WHAT THIS TASK INVOLVES: From the entries below, copy every line where the string "Reset" appears.

Dataset entries:
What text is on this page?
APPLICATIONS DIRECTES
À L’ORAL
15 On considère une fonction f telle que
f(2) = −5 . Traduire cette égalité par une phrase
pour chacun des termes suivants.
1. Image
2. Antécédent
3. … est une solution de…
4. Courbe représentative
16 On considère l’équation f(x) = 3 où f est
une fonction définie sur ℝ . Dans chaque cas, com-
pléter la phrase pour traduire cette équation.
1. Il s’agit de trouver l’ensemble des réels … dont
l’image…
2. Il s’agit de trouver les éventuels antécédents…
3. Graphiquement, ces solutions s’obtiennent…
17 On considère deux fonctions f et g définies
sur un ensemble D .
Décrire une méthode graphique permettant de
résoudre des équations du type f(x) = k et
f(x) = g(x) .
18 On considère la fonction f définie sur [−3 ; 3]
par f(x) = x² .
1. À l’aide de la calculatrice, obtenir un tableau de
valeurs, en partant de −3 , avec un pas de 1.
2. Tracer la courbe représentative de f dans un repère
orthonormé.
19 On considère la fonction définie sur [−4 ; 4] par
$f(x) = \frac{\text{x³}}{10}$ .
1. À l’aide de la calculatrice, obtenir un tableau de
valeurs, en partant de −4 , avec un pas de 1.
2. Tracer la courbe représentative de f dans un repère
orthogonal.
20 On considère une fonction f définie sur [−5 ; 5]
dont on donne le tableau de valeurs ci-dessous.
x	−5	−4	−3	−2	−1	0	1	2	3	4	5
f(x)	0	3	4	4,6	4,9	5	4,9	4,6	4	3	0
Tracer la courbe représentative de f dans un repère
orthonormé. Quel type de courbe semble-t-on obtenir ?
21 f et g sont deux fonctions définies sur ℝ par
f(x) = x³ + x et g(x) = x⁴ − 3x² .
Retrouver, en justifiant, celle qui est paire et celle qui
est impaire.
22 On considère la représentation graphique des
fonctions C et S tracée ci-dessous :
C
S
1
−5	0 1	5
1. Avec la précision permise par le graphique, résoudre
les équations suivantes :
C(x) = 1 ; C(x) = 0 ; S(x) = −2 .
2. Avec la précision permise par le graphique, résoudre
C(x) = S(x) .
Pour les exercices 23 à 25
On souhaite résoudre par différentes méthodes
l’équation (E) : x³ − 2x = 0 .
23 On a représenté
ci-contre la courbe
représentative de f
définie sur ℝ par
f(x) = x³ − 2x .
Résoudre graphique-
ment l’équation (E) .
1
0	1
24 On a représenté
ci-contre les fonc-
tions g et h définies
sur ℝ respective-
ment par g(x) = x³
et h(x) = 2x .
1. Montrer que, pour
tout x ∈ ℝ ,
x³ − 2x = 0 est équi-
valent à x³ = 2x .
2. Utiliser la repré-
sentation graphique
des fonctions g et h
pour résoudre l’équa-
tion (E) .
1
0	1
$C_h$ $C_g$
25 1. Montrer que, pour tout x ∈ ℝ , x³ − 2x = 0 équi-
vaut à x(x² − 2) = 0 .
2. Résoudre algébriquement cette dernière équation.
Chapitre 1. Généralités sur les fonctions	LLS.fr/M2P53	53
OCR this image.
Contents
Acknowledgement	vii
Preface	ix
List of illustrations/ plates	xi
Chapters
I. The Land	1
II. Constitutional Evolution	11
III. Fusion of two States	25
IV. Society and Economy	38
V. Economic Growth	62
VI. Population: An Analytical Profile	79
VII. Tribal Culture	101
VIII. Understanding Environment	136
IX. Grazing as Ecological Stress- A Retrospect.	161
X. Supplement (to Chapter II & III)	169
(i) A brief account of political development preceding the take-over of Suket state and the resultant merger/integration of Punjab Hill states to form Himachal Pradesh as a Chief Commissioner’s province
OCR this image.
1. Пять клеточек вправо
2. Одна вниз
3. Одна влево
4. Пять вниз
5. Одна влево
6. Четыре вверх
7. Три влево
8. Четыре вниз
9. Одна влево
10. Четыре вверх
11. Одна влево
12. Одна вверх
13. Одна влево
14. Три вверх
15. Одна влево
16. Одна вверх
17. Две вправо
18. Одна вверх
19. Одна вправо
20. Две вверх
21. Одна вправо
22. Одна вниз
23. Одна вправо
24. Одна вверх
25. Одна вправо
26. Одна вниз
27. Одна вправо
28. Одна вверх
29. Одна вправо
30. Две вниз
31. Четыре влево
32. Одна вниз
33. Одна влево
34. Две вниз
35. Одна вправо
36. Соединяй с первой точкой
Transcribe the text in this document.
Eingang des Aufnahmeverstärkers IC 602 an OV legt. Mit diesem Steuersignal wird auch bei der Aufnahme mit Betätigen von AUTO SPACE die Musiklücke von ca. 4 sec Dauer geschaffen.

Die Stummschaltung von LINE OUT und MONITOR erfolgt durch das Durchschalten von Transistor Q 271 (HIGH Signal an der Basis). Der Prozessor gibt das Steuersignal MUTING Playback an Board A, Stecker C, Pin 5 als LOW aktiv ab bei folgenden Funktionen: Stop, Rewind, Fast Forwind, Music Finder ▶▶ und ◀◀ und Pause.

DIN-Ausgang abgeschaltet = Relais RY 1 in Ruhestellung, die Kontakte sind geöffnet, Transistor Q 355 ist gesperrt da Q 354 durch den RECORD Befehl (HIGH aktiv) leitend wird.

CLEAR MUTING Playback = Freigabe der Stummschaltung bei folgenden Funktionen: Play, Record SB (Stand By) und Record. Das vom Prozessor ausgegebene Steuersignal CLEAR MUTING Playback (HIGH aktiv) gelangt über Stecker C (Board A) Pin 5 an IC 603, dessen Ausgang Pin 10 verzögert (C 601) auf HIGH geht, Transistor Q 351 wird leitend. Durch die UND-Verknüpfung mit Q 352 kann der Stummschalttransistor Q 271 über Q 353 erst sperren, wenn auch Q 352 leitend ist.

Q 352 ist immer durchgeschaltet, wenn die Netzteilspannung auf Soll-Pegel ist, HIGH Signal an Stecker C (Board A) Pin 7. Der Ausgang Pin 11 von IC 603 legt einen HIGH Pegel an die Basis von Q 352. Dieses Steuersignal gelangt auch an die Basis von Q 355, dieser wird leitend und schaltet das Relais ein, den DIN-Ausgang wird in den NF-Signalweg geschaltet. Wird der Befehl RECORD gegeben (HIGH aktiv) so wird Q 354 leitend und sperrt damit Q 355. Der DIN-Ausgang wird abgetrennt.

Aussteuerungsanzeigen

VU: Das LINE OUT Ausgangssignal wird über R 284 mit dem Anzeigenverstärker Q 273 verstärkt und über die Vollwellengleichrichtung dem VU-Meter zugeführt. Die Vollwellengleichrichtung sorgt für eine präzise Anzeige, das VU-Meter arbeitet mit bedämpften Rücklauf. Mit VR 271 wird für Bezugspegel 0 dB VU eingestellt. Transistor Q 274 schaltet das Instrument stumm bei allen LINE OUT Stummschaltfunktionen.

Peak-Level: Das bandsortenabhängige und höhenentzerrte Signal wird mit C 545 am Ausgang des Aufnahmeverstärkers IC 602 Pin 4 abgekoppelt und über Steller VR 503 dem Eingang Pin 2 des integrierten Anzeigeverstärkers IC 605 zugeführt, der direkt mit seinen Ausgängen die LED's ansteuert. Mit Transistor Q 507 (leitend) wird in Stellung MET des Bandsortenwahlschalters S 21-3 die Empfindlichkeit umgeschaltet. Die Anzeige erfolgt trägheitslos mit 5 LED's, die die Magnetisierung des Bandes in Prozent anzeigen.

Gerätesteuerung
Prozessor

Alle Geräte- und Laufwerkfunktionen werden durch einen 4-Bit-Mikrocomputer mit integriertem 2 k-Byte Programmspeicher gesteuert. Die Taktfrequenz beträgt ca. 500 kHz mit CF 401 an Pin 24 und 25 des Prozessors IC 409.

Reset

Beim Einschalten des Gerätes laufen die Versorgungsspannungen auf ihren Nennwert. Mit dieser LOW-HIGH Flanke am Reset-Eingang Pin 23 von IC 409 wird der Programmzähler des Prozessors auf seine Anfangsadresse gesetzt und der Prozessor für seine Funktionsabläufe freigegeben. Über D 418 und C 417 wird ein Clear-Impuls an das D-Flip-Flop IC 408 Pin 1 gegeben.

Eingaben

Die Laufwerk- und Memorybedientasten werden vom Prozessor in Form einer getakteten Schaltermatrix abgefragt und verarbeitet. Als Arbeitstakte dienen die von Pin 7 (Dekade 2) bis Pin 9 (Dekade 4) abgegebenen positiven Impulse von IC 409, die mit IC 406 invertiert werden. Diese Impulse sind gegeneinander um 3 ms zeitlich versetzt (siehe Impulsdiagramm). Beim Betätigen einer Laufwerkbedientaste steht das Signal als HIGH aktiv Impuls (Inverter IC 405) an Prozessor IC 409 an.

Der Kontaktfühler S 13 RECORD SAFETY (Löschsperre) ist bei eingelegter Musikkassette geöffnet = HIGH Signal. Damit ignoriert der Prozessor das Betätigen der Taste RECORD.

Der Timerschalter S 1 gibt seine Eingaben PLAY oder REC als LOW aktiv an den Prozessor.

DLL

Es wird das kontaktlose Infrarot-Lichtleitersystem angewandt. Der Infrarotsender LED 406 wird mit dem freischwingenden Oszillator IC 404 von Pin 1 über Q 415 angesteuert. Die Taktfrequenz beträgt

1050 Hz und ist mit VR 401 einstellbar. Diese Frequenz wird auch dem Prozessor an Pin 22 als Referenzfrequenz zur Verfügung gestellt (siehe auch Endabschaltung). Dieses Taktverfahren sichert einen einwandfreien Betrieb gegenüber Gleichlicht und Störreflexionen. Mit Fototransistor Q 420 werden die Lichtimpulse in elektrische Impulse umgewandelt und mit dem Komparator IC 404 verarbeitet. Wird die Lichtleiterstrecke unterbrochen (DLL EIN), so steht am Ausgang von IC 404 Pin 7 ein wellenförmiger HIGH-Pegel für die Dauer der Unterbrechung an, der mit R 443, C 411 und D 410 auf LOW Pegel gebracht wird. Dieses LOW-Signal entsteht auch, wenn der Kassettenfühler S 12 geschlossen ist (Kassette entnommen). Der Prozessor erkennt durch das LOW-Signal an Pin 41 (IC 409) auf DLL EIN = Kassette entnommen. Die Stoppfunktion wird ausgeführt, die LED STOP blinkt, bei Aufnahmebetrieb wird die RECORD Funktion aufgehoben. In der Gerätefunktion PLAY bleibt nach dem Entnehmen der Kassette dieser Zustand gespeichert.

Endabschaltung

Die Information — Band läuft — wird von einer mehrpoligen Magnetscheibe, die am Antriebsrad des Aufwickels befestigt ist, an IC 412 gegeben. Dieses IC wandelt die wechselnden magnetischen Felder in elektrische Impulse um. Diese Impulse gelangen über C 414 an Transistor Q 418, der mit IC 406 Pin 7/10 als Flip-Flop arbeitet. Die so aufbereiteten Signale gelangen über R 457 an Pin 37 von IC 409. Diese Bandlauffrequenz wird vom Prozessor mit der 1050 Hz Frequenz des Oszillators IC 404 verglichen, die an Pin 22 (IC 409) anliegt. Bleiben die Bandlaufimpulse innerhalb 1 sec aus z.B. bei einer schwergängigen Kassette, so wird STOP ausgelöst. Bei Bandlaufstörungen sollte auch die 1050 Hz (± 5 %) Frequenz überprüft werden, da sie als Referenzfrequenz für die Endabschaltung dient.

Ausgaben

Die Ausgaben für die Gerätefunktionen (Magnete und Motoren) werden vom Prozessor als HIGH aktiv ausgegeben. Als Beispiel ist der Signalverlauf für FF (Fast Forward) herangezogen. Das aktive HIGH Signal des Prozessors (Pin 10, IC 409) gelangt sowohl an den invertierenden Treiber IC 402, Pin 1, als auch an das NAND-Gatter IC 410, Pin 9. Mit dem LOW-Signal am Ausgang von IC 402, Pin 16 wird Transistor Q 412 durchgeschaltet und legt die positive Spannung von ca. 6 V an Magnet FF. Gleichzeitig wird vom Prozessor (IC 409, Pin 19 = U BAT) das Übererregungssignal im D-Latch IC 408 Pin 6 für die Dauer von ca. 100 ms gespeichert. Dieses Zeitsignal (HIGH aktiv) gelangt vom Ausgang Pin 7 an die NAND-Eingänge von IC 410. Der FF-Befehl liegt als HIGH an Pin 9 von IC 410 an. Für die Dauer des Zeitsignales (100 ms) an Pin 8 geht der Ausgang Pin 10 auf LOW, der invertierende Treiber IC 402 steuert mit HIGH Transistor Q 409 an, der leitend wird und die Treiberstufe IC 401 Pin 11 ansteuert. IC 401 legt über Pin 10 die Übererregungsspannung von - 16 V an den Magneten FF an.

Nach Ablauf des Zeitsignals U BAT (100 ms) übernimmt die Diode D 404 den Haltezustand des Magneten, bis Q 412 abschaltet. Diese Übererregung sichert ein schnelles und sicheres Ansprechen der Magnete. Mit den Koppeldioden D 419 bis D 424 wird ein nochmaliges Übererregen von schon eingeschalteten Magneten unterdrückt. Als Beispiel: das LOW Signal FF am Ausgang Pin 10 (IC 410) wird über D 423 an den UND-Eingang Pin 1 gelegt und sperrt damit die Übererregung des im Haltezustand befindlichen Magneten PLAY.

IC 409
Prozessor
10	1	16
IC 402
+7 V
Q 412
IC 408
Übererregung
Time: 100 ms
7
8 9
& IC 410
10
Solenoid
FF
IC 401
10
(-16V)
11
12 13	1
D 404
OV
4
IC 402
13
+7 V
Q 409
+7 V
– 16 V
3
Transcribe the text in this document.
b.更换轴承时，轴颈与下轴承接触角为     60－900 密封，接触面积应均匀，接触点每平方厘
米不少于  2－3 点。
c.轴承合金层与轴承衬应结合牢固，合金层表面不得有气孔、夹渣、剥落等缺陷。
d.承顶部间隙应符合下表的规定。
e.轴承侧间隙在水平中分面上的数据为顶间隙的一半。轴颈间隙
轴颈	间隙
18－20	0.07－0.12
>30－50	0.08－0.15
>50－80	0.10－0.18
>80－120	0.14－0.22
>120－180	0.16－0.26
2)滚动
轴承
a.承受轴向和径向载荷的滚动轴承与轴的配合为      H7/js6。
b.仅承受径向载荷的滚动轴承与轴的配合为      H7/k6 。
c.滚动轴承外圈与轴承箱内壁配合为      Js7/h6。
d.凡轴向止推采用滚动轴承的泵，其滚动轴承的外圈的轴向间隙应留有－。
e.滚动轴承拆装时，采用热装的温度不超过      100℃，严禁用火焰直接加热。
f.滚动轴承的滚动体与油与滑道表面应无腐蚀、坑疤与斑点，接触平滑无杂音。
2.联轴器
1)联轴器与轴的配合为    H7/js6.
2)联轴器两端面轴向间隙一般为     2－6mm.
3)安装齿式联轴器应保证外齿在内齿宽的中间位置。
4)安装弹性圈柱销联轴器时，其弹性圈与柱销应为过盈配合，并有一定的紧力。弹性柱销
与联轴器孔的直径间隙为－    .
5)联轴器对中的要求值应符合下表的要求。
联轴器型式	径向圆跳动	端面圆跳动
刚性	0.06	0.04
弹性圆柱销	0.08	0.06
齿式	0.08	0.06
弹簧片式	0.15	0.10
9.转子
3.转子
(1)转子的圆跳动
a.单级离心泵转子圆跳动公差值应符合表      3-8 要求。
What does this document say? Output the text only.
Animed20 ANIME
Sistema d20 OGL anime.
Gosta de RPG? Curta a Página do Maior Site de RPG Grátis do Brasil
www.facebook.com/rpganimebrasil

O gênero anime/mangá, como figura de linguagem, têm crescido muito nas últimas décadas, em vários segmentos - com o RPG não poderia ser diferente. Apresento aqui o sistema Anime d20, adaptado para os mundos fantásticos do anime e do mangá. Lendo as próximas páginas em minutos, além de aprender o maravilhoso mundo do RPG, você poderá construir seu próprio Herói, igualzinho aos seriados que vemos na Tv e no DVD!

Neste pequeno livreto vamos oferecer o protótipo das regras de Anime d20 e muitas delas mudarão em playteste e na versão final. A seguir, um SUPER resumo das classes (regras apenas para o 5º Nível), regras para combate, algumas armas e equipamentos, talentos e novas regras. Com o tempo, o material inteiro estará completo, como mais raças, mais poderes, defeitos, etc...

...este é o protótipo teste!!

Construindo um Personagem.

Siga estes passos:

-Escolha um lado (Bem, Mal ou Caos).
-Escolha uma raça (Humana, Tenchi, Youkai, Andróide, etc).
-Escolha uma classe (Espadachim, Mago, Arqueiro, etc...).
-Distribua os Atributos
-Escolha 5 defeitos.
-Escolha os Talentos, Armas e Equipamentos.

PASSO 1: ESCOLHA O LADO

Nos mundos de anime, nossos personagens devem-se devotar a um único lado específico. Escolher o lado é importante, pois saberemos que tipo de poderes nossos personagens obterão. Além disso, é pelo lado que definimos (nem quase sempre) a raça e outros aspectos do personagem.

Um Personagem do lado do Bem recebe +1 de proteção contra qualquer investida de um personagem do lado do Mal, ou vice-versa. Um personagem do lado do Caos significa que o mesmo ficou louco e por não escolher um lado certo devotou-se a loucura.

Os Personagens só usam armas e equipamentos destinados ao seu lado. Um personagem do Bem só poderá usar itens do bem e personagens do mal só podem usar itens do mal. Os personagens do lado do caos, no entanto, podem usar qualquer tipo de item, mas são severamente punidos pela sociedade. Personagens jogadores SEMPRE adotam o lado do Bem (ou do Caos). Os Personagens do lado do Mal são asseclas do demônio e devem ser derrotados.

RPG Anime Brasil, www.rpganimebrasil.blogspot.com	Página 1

EXERCISE OUTPUT:
Reset
Beim Einschalten des Gerätes laufen die Versorgungsspannungen auf ihren Nennwert. Mit dieser LOW-HIGH Flanke am Reset-Eingang Pin 23 von IC 409 wird der Programmzähler des Prozessors auf seine Anfangsadresse gesetzt und der Prozessor für seine Funktionsabläufe freigegeben. Über D 418 und C 417 wird ein Clear-Impuls an das D-Flip-Flop IC 408 Pin 1 gegeben.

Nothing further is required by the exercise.